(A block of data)
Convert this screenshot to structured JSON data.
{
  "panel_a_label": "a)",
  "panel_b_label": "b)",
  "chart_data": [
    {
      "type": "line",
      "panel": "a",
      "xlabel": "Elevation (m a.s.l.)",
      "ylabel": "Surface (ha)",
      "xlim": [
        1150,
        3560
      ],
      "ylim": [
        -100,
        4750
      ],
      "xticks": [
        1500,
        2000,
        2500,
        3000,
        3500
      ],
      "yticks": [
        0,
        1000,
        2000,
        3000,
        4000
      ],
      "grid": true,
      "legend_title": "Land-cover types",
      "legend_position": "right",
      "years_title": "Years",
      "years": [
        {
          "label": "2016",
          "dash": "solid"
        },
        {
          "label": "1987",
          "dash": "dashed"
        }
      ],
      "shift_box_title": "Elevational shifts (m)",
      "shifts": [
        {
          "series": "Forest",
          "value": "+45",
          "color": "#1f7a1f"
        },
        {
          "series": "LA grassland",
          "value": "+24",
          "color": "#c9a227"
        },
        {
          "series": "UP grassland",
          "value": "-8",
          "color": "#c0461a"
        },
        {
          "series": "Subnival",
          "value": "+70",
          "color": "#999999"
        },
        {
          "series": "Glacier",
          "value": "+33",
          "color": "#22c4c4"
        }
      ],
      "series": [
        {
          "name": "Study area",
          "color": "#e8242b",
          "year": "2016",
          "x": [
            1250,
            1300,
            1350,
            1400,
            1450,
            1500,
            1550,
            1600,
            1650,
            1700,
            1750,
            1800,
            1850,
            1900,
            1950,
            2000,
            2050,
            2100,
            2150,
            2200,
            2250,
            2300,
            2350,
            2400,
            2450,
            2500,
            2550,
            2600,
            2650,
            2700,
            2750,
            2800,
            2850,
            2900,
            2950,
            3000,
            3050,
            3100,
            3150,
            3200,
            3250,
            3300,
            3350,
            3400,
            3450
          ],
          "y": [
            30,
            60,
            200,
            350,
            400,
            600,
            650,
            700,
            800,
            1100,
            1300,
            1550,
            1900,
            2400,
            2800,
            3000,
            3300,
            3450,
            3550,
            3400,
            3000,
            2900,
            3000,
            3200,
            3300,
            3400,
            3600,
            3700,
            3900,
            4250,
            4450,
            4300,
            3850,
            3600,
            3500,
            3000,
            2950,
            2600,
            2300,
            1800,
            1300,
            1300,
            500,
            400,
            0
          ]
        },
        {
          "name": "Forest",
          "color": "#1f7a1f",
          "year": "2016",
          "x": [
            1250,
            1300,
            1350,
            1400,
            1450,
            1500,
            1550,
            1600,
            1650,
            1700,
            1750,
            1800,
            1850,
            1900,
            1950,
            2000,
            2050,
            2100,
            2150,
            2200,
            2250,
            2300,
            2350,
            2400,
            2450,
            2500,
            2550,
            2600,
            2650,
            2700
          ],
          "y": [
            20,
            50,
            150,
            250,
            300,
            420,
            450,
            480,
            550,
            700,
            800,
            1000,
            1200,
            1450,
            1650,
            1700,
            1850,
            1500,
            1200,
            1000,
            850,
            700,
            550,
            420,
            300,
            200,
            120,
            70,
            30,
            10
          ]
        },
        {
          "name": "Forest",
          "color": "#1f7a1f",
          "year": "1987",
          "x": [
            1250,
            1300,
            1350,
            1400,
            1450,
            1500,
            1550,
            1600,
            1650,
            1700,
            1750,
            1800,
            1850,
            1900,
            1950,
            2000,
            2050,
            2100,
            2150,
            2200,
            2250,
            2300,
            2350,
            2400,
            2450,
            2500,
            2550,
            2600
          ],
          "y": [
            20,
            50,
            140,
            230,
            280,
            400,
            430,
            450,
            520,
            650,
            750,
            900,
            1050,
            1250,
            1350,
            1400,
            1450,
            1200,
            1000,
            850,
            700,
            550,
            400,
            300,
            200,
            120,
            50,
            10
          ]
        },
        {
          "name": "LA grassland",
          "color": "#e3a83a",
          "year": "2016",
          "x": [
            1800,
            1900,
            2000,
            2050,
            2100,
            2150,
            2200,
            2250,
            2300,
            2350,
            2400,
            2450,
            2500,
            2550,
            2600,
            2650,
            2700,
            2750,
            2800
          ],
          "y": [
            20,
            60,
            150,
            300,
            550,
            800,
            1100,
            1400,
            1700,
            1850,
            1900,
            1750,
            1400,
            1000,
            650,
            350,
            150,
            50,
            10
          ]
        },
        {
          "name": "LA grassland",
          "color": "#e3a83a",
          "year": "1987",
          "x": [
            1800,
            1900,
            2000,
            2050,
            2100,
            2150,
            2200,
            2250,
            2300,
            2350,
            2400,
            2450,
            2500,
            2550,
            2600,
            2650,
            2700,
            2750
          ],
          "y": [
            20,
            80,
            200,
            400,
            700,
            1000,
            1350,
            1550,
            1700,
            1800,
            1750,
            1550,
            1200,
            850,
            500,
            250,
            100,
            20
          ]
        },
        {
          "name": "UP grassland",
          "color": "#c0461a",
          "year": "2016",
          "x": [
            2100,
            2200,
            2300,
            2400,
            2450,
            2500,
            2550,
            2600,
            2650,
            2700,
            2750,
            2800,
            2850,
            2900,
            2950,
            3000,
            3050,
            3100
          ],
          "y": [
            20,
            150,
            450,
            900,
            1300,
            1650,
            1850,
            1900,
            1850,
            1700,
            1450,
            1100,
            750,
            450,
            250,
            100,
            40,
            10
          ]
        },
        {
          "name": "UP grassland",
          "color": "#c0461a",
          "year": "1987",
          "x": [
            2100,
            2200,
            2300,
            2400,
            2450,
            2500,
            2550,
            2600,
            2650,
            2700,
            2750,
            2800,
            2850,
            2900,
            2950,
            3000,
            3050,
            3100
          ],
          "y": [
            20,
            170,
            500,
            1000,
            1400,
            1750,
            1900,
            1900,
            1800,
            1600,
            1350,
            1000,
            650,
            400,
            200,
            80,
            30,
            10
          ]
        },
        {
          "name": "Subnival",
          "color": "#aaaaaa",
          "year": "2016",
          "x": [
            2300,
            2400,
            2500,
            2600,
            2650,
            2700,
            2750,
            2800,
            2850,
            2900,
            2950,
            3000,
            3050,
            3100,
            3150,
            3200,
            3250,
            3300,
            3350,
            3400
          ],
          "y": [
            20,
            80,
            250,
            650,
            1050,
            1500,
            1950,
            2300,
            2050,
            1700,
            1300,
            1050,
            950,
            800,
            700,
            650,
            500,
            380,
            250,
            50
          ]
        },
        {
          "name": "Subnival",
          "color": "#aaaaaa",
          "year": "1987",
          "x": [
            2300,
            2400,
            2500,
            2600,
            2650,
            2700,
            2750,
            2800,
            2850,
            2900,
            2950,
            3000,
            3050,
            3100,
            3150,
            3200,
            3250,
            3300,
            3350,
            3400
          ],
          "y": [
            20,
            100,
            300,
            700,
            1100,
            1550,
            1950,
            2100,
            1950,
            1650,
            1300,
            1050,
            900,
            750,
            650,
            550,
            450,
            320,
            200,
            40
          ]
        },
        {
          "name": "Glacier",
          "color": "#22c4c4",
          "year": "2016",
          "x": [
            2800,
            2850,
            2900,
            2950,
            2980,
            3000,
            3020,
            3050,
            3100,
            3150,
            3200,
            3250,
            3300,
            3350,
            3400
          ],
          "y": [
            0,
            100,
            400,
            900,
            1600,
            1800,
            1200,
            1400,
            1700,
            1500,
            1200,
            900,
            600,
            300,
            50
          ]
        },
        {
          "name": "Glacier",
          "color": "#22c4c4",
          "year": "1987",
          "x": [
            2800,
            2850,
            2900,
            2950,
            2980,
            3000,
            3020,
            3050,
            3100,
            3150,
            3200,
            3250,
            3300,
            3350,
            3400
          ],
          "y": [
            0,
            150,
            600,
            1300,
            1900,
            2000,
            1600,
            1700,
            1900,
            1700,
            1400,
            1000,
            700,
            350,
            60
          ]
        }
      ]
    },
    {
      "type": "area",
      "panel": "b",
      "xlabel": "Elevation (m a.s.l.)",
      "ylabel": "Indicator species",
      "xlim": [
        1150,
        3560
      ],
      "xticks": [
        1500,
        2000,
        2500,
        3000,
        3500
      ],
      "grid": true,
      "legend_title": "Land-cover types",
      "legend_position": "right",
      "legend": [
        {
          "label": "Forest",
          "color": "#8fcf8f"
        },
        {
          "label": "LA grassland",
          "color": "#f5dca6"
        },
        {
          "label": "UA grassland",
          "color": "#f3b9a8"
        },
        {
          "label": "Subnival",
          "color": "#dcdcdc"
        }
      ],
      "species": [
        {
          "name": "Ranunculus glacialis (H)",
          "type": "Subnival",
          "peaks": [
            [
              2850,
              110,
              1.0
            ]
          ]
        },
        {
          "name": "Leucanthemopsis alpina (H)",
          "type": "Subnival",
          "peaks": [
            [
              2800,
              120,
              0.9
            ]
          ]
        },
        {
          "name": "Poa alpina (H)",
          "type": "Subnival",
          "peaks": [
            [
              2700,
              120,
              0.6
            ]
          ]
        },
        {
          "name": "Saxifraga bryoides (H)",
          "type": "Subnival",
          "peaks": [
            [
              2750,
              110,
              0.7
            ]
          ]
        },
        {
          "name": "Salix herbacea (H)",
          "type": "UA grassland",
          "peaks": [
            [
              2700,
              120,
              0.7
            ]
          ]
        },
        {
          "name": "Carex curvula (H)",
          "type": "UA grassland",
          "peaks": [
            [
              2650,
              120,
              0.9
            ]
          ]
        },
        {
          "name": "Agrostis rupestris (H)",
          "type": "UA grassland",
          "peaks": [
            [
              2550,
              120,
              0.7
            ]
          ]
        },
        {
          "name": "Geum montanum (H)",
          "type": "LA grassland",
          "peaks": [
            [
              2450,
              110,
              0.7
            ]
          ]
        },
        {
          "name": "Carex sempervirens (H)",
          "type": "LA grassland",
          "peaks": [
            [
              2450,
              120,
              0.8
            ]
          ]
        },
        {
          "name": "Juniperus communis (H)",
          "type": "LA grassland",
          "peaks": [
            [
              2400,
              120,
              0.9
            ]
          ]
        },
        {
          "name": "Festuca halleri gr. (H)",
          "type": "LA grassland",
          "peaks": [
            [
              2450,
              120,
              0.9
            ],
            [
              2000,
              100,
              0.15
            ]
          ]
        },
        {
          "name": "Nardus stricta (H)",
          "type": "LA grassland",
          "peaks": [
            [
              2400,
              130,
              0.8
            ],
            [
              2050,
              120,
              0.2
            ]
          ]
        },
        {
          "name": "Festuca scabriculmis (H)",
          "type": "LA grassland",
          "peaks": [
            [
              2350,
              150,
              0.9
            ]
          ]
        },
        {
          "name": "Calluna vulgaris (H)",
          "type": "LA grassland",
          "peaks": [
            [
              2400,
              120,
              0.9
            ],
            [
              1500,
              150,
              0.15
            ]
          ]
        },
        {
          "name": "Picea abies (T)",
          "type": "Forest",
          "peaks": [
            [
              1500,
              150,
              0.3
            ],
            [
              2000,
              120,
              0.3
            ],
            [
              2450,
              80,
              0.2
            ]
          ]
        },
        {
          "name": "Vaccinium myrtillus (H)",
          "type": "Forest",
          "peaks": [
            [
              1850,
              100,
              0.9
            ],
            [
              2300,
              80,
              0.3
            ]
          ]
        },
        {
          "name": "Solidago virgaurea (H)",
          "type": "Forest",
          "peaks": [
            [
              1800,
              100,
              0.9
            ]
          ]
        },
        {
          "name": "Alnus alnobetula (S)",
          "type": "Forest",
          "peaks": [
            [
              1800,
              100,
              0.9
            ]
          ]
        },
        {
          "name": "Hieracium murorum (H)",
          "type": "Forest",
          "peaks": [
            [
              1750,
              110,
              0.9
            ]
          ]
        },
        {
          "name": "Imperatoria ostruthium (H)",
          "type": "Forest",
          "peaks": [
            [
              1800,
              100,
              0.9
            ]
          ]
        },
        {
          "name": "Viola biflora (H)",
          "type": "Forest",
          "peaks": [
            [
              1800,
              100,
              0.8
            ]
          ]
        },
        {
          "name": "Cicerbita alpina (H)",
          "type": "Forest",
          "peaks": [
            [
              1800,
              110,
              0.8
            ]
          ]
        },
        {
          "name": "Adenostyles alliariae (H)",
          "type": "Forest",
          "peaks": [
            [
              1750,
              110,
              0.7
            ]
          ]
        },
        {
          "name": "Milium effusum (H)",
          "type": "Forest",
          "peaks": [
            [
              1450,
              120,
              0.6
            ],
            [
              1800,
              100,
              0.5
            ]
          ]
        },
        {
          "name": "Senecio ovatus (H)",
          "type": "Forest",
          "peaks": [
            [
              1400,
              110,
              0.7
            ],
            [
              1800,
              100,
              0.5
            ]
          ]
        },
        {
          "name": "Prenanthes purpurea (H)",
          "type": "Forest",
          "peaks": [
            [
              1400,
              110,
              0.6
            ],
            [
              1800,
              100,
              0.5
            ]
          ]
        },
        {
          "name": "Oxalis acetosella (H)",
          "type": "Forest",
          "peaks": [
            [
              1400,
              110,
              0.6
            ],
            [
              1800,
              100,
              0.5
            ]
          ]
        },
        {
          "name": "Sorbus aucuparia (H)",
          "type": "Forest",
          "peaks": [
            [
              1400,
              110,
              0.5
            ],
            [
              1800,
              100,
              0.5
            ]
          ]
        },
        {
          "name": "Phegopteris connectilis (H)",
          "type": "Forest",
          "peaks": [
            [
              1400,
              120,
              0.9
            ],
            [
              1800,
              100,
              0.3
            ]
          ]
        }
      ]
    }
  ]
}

:: Problem statement ::
Copy out all lines from the material above that contain the string "shifts".

:: Full answer ::
      "shift_box_title": "Elevational shifts (m)",
      "shifts": [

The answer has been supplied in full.